* **Given entries**:

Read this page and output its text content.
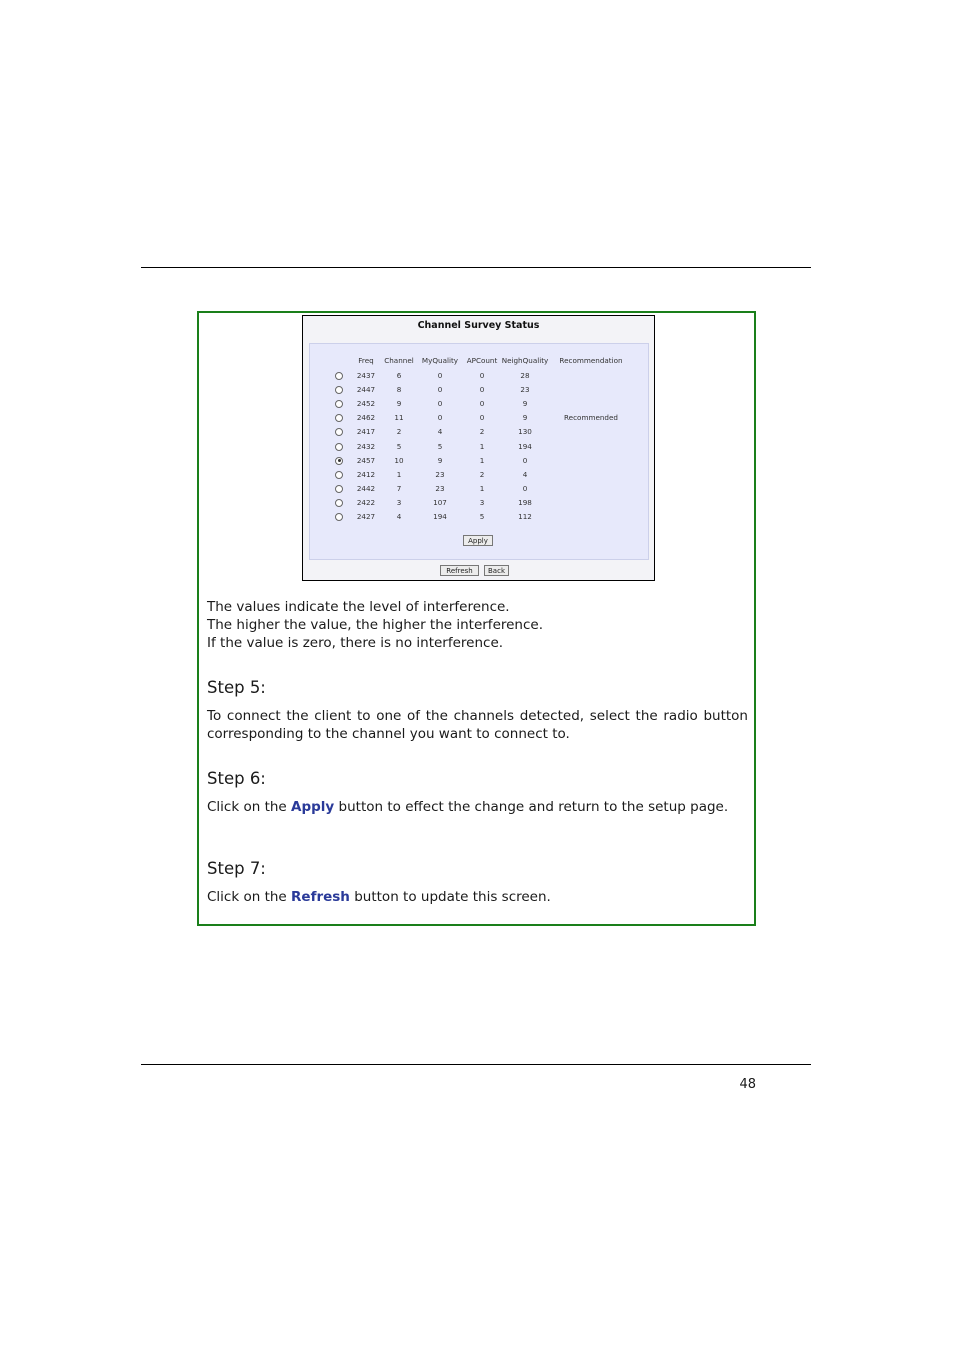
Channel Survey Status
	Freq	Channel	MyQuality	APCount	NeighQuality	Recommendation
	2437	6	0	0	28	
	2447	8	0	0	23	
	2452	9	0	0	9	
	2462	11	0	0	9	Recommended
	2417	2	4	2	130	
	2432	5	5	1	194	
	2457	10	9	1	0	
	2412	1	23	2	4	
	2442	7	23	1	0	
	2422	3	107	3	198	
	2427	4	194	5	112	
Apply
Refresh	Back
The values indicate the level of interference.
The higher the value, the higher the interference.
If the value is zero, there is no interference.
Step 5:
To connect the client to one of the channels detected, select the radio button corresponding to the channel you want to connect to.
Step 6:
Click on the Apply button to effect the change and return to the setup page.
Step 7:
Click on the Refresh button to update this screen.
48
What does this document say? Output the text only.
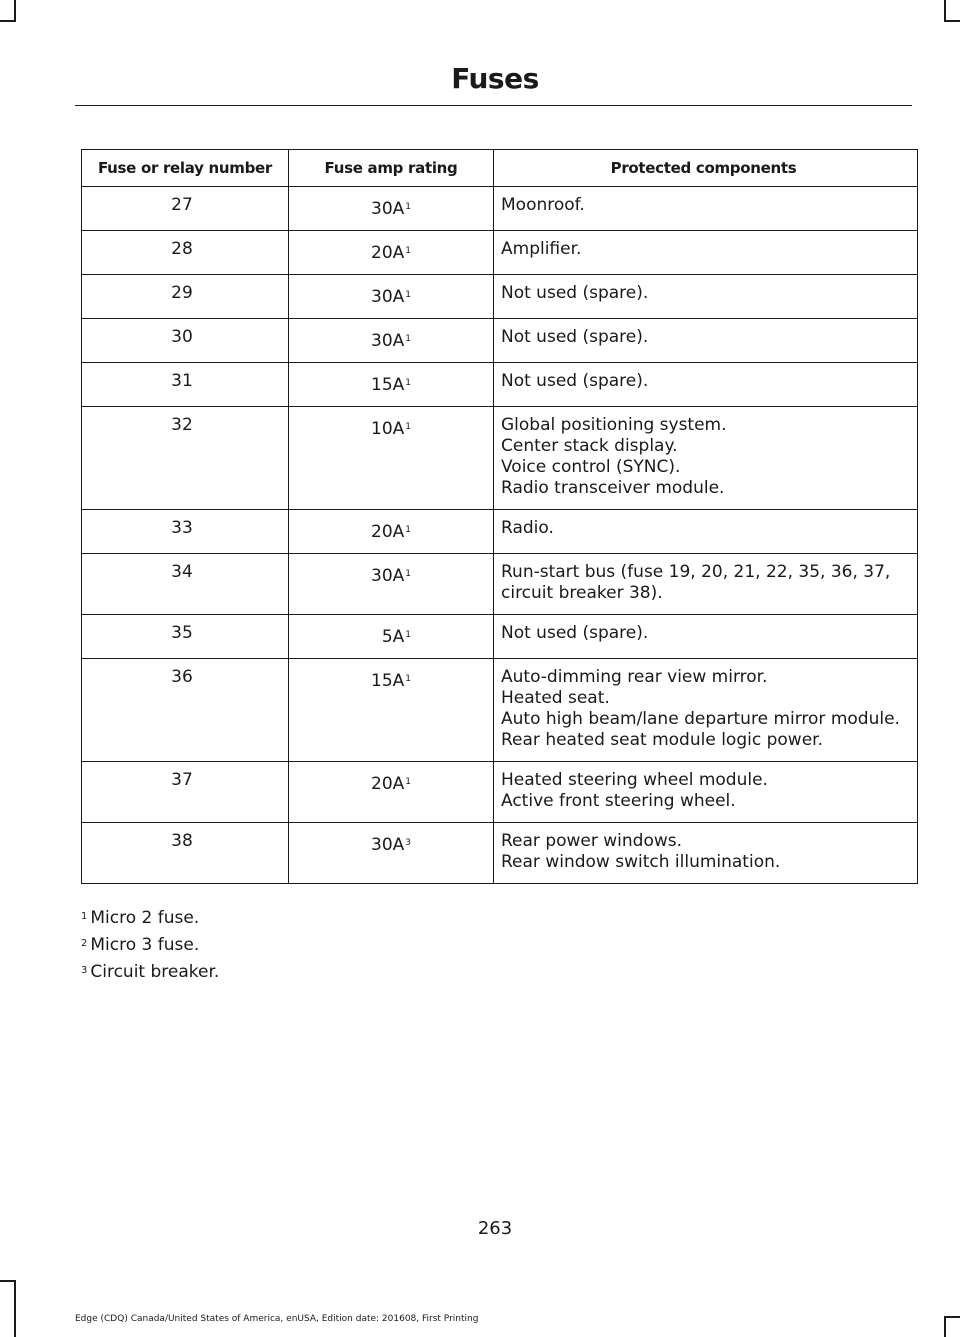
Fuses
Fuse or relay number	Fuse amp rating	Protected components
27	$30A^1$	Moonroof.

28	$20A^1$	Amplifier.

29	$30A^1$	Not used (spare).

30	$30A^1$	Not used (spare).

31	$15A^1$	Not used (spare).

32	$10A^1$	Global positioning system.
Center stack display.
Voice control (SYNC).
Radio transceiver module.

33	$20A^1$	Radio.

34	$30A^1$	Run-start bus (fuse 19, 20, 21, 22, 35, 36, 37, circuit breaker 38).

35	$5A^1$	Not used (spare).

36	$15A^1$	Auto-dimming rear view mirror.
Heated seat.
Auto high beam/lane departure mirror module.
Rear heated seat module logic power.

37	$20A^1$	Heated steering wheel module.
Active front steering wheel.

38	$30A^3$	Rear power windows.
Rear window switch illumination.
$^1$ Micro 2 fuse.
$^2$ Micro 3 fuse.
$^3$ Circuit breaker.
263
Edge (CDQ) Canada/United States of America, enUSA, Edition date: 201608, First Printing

* **What is required**: Look through the records and gather each line with the word "page".

* **Written solution**:
Read this page and output its text content.
Click on the Apply button to effect the change and return to the setup page.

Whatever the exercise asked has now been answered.